Written instruction:
Copy out all lines that hold "gentleman".
***** Provided data *****
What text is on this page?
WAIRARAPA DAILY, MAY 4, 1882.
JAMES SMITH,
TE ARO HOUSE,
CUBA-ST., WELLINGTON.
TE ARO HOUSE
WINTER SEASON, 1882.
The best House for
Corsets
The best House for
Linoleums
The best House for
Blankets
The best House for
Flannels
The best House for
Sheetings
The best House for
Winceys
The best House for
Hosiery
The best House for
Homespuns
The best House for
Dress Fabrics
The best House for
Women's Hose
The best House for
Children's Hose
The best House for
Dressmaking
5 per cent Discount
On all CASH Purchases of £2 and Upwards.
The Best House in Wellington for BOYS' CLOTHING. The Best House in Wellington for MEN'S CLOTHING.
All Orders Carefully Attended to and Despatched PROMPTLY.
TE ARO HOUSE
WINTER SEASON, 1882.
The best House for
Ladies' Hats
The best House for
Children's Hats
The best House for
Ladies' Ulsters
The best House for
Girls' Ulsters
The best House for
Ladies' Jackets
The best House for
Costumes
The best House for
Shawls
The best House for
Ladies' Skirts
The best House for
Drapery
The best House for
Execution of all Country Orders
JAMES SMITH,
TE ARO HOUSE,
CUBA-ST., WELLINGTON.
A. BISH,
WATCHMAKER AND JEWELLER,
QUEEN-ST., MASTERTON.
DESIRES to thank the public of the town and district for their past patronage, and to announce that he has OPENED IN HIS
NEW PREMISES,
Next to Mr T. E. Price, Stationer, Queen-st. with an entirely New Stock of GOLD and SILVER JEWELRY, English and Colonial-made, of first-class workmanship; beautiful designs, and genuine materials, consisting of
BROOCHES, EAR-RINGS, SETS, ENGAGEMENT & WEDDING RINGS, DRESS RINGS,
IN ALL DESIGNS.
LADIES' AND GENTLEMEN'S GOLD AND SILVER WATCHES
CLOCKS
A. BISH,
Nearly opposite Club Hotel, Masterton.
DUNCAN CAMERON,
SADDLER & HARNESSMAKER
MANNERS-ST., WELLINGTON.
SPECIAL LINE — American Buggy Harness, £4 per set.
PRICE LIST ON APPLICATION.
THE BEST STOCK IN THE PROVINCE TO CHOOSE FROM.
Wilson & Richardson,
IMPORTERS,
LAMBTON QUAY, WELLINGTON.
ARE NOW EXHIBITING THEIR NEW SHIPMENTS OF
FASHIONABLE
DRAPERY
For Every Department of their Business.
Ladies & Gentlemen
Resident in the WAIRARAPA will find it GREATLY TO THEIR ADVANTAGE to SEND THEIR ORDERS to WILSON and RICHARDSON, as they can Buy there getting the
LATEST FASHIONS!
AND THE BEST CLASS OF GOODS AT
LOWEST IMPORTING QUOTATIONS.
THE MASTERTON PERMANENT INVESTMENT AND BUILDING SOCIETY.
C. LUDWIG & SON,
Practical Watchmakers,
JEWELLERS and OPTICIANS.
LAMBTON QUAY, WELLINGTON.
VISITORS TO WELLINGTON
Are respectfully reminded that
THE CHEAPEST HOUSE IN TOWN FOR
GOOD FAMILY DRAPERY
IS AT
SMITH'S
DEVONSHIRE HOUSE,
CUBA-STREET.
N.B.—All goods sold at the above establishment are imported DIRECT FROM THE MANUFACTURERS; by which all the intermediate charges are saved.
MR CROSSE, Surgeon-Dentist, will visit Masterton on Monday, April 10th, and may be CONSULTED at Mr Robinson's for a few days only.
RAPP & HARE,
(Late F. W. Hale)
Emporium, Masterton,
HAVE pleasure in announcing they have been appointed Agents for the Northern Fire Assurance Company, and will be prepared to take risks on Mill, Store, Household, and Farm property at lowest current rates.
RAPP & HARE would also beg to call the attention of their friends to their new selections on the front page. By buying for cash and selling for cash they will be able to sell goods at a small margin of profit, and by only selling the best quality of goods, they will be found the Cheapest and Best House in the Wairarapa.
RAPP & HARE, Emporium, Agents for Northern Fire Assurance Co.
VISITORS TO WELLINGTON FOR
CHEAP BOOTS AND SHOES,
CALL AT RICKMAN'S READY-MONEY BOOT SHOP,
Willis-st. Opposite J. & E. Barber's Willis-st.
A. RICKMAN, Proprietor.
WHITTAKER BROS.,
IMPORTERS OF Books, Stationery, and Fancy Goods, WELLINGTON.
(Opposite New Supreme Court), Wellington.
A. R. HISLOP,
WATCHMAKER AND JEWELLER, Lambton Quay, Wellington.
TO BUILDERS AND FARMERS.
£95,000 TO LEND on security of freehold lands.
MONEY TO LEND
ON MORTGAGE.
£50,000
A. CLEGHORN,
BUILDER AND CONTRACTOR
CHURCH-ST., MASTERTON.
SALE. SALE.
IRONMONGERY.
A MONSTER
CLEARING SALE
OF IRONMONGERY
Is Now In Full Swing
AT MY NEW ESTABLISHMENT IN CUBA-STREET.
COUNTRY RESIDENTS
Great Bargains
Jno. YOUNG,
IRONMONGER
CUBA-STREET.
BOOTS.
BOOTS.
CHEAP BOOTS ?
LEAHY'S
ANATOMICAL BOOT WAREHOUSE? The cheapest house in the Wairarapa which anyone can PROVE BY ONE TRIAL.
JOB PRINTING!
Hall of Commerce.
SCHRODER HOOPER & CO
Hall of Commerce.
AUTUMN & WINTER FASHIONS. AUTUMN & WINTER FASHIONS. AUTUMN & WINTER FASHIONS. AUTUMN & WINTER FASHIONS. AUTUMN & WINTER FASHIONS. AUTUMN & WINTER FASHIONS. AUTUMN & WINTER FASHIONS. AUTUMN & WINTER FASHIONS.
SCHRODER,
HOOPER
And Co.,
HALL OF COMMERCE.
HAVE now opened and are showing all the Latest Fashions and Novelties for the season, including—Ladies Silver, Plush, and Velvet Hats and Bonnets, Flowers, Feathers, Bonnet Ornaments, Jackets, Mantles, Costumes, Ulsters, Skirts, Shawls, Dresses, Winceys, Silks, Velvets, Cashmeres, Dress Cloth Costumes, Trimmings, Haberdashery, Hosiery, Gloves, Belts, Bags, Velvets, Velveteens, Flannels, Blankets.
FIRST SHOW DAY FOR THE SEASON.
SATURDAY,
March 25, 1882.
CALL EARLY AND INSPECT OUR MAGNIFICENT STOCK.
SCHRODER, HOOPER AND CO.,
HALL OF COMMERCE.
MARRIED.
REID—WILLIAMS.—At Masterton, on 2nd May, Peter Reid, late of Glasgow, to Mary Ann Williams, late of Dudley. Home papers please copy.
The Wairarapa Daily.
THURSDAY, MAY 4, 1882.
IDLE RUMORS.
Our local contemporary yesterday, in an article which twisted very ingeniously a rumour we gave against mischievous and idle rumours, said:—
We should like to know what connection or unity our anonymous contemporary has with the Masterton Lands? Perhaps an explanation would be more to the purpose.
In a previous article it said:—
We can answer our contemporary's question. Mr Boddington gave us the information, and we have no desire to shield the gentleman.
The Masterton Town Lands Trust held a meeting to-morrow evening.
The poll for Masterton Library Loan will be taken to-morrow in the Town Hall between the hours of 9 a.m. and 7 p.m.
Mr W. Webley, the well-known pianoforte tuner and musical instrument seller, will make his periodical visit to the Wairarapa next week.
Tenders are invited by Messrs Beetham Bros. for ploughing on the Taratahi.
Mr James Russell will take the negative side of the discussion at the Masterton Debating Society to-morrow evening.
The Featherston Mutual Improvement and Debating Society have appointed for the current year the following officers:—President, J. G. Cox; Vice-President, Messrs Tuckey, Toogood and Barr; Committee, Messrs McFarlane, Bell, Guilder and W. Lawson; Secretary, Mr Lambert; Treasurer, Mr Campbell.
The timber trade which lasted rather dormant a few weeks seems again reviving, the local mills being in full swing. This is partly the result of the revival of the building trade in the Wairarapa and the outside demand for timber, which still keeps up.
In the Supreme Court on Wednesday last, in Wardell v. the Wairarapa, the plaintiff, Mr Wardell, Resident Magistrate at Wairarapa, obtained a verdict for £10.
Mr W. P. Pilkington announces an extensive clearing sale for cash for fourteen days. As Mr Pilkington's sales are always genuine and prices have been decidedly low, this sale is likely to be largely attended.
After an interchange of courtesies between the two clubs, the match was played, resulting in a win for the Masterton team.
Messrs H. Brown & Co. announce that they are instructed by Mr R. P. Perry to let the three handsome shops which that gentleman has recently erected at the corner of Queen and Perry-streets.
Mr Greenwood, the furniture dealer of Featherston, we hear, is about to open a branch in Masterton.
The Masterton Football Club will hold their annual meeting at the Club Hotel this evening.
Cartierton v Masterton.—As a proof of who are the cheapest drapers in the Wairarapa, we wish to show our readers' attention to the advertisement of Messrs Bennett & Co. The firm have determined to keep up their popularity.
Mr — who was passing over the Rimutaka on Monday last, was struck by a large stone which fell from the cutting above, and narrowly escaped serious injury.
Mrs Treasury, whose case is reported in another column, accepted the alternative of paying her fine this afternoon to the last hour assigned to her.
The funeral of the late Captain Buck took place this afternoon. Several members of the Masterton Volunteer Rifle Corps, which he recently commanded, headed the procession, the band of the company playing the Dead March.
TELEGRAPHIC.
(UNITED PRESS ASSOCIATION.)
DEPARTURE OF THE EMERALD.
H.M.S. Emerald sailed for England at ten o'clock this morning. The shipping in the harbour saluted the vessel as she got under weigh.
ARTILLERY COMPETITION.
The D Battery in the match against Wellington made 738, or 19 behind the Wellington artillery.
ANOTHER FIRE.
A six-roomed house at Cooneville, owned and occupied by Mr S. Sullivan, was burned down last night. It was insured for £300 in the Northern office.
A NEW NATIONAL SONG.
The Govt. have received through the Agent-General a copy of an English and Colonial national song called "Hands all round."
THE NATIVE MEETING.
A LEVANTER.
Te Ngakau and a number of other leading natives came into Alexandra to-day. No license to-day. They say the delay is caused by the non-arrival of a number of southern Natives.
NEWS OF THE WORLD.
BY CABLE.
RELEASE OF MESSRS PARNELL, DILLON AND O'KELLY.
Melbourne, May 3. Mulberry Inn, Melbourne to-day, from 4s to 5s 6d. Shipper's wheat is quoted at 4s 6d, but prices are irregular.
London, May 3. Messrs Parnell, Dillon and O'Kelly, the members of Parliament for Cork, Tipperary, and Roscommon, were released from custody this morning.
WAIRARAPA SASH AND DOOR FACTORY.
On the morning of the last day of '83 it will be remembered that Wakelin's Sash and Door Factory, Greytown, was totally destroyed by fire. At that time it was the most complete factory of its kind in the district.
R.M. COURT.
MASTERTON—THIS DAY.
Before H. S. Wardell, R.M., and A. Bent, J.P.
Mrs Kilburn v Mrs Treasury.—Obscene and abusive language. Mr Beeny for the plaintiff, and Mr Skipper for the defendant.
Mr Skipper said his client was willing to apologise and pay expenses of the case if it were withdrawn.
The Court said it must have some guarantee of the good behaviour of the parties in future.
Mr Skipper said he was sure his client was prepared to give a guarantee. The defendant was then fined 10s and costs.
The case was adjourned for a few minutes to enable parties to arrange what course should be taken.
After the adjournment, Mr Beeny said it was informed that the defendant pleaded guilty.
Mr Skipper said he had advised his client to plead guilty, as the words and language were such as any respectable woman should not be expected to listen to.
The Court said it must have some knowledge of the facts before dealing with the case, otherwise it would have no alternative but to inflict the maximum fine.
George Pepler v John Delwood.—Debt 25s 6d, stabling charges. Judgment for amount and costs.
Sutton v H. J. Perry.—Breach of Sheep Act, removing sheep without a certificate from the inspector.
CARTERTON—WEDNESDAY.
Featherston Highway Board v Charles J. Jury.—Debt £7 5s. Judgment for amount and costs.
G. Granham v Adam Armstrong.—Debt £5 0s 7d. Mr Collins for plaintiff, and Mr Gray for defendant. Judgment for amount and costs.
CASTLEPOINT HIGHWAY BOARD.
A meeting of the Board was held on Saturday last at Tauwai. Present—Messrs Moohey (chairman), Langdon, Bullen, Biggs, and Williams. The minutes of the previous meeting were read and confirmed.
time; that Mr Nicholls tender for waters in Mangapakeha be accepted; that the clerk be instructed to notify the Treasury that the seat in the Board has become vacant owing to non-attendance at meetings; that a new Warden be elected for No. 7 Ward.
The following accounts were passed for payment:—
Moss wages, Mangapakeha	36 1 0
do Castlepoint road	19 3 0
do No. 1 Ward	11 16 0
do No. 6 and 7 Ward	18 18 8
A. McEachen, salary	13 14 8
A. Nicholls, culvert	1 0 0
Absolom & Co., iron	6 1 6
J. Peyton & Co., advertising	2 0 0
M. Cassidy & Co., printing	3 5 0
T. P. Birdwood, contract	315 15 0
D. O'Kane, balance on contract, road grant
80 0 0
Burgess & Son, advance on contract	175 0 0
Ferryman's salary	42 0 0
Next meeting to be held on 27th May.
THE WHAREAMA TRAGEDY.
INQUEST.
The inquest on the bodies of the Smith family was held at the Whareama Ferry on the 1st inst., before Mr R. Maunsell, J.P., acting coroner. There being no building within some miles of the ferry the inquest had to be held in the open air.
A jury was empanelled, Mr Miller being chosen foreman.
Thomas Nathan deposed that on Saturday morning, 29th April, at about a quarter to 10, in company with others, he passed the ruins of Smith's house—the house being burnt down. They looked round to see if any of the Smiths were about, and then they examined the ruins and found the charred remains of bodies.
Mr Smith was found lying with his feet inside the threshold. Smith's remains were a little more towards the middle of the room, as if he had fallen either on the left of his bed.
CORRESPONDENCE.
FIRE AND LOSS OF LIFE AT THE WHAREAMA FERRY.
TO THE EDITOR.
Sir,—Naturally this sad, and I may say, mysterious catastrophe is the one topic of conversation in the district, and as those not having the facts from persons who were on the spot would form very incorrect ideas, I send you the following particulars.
*****
***** Provided data *****
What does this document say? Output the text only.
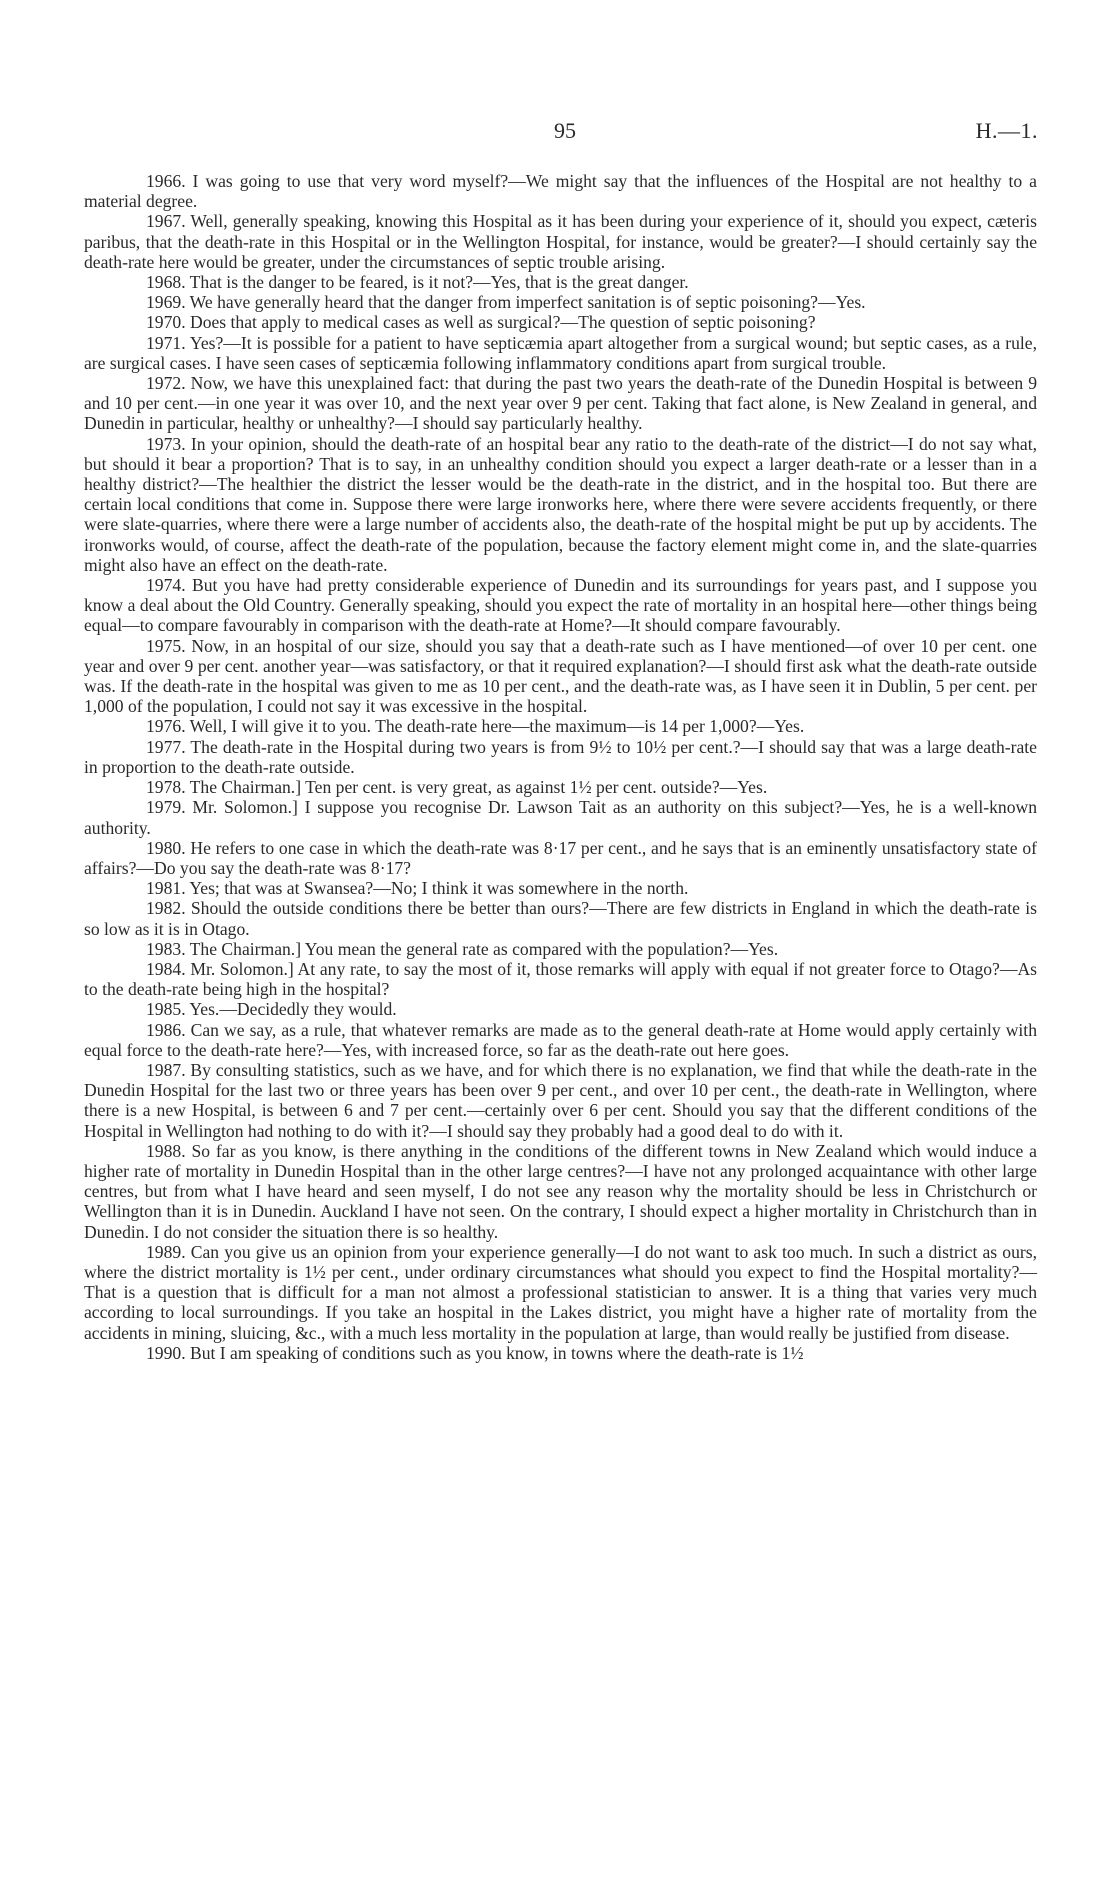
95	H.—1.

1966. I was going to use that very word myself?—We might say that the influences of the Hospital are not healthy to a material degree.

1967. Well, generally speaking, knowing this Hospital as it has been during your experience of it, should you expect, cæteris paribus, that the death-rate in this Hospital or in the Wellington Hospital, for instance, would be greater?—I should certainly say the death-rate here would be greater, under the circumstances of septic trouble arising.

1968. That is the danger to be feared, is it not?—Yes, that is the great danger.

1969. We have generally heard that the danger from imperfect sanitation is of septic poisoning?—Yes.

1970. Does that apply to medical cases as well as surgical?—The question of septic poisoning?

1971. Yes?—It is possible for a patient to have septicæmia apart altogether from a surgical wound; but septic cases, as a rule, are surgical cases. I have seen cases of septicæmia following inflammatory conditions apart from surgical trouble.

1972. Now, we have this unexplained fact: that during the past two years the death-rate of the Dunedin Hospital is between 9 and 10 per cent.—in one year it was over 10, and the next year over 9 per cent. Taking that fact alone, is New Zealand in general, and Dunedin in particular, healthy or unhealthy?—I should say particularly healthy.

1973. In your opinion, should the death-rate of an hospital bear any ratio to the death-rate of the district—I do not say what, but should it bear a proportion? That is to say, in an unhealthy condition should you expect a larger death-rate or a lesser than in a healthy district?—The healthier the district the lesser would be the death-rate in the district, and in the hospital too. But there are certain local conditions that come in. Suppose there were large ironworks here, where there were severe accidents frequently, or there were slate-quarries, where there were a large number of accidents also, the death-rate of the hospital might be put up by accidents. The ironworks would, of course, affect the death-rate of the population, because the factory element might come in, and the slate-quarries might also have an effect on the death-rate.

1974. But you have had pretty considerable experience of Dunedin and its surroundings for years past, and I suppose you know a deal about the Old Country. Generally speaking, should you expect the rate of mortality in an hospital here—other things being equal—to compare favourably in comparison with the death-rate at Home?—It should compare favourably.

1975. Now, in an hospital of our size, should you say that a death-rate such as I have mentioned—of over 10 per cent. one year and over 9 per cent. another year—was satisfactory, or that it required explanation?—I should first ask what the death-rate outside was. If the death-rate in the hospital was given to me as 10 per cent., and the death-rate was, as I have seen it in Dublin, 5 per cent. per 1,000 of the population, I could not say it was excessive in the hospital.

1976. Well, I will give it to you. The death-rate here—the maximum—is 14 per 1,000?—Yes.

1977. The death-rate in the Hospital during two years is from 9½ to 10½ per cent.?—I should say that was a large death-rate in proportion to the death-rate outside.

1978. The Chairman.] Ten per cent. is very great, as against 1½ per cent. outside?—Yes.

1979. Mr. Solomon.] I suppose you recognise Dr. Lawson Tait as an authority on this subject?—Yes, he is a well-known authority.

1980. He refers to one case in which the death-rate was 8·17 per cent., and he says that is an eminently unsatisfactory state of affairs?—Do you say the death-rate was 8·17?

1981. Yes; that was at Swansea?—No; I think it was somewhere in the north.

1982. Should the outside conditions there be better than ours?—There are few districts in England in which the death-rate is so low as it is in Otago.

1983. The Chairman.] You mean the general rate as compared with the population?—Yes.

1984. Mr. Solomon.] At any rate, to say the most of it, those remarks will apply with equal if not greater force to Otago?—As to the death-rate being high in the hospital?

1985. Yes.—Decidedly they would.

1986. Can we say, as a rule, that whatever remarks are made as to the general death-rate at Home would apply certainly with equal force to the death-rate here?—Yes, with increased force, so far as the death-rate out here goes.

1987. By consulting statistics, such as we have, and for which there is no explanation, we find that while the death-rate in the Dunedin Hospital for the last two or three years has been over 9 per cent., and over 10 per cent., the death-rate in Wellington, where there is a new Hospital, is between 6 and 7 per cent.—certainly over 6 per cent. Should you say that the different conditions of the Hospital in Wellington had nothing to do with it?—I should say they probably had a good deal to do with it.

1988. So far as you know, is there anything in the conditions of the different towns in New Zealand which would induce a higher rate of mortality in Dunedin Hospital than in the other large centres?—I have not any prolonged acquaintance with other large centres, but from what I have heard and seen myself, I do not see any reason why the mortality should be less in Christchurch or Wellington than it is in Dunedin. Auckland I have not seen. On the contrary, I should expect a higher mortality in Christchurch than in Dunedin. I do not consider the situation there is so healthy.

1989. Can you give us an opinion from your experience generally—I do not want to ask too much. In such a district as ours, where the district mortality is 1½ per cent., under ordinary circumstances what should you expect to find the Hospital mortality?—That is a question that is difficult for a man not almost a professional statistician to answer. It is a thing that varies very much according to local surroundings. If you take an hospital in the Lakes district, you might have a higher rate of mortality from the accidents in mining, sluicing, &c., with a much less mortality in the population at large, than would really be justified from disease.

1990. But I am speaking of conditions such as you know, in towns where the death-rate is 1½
*****
Expected answer:
We can answer our contemporary's question. Mr Boddington gave us the information, and we have no desire to shield the gentleman.
Messrs H. Brown & Co. announce that they are instructed by Mr R. P. Perry to let the three handsome shops which that gentleman has recently erected at the corner of Queen and Perry-streets.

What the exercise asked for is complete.